Tuesday, February 25, 2014

Today, I Whine

This winter is kicking my ass.

Although the furnace is working, and it is a theoretically comfortable seventy degrees in my office, the outside weather presses in on me. I am wearing a fleece hoodie, a wool stocking cap, fingerless yak wool gloves made in Nepal, and Sorel boots. I am still cold.

I am thinking about the movie "Dr. Zhivago."

I saw the film only once, when I was fourteen years old, but there is one scene that stands out in my memory.* Dr. Zhivago is a poet, and he is in desperately love with a woman named Lara. He is alone in an abandoned house in the Ural Mountains. This place has no heat, and it is dead winter. The walls are covered with ice, inside and out. Zhivago is hunched over a tiny desk writing poems. He is wearing fingerless gloves and a fur hat, and his only sources of heat are a flickering candle, his love for Lara, his passion for the beauty and power of the written word, and his moustache. He is writing the love poems for Lara, which will become his enduring legacy after his tragic death.

This, I thought at age fourteen, is what it is all about: the artist alone with his medium, pouring his heart into his work, without regard for circumstance, discomfort, or practicality.

Well I’m here now to tell you, it ain’t like that. I’m freaking cold, and I feel about as creative as an ice cube. So the only writing I’ll be doing today is this blog post. Then I’m going to take a long, excruciatingly hot bath. Then I’m going to curl up under a blanket with my dog and read a book about someplace warm.

——————————

◆ Instruction 1 ◆
Render this sentence from the winter blog post into French: "This place has no heat, and it is dead winter."
◆ Instruction 2 ◆
Pick up the winter blog post after its final sentence and carry it forward in the same voice.

◆ Data segment ◆

——————————

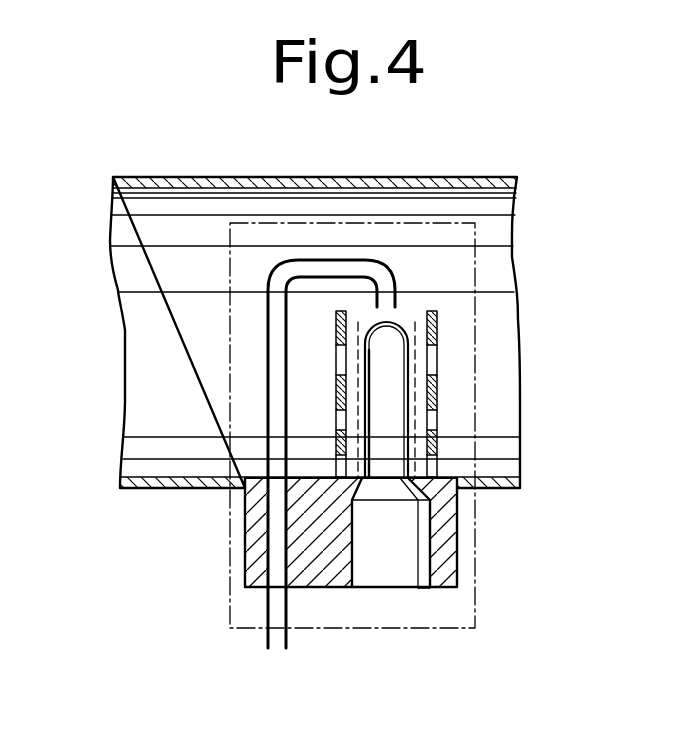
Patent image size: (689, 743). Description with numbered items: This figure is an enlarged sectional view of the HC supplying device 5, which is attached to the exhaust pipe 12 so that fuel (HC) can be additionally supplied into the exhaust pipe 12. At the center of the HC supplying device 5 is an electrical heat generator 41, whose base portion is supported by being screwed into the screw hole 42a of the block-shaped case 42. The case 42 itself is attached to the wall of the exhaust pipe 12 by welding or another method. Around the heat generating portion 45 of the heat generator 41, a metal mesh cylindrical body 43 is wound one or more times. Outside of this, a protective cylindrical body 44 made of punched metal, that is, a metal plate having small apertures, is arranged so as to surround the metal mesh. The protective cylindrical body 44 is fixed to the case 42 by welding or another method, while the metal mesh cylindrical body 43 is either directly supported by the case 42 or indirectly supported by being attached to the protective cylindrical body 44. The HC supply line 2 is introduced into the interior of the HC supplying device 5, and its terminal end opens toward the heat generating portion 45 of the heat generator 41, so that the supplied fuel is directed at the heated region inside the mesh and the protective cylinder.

——————————

◆ Final answer 1 ◆
Cet endroit n'a pas de chauffage, et c'est le cœur de l'hiver.

◆ Final answer 2 ◆
So there.


* My memories are likely flawed. I thought about watching the film again, but I didn’t think I could stand the ice and snow. Or the over-the-top melodrama.

Monday, February 10, 2014

Writing for the Long Haul

I've been buried in a rewrite for the past couple months, so even less blogging than usual, but I did find time to write a short piece for Janni Lee Simner's blog. She has been running a series called "Writing for the Long Haul." It's an interesting idea, and she's getting some nice contributions from long-time writers.

My piece is a variation on something I posted here last fall, but I deleted the Pointer Sisters and added some other stuff, and it's better. Check it out here.

In other news, have you seen the Klaatu Terminus book trailer yet? It's on the new Klaatu Diskos website, and on YouTube.

I'm now working on two Top Secret Projects. They didn't used to be secret—I've talked about them a lot, on my blog and in other public forums, but I've decided that they are now Secret to, you know, create a sense of mystery and eager anticipation. Do you feel it? Are you intrigued and excited?

Yeah, me too!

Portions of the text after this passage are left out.